** Required work **
Output the records. Match them exactly.

** Exercise input **
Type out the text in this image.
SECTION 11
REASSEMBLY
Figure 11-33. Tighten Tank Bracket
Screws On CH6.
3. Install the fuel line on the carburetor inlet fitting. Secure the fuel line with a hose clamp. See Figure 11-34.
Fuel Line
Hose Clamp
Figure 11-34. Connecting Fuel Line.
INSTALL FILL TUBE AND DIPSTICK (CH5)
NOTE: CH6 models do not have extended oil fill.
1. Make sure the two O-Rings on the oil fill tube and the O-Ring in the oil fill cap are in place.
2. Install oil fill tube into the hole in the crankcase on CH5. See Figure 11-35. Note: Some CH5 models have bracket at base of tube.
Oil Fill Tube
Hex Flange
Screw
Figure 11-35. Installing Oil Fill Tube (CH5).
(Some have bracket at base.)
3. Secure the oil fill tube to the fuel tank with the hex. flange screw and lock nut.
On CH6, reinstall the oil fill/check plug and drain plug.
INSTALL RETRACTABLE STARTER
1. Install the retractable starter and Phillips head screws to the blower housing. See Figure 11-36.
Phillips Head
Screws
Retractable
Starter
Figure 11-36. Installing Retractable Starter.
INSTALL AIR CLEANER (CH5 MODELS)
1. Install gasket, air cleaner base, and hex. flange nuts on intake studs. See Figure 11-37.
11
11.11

** Task answer **
Type out the text in this image.
SECTION 11
REASSEMBLY
Figure 11-33. Tighten Tank Bracket
Screws On CH6.
3. Install the fuel line on the carburetor inlet fitting. Secure the fuel line with a hose clamp. See Figure 11-34.
Fuel Line
Hose Clamp
Figure 11-34. Connecting Fuel Line.
INSTALL FILL TUBE AND DIPSTICK (CH5)
NOTE: CH6 models do not have extended oil fill.
1. Make sure the two O-Rings on the oil fill tube and the O-Ring in the oil fill cap are in place.
2. Install oil fill tube into the hole in the crankcase on CH5. See Figure 11-35. Note: Some CH5 models have bracket at base of tube.
Oil Fill Tube
Hex Flange
Screw
Figure 11-35. Installing Oil Fill Tube (CH5).
(Some have bracket at base.)
3. Secure the oil fill tube to the fuel tank with the hex. flange screw and lock nut.
On CH6, reinstall the oil fill/check plug and drain plug.
INSTALL RETRACTABLE STARTER
1. Install the retractable starter and Phillips head screws to the blower housing. See Figure 11-36.
Phillips Head
Screws
Retractable
Starter
Figure 11-36. Installing Retractable Starter.
INSTALL AIR CLEANER (CH5 MODELS)
1. Install gasket, air cleaner base, and hex. flange nuts on intake studs. See Figure 11-37.
11
11.11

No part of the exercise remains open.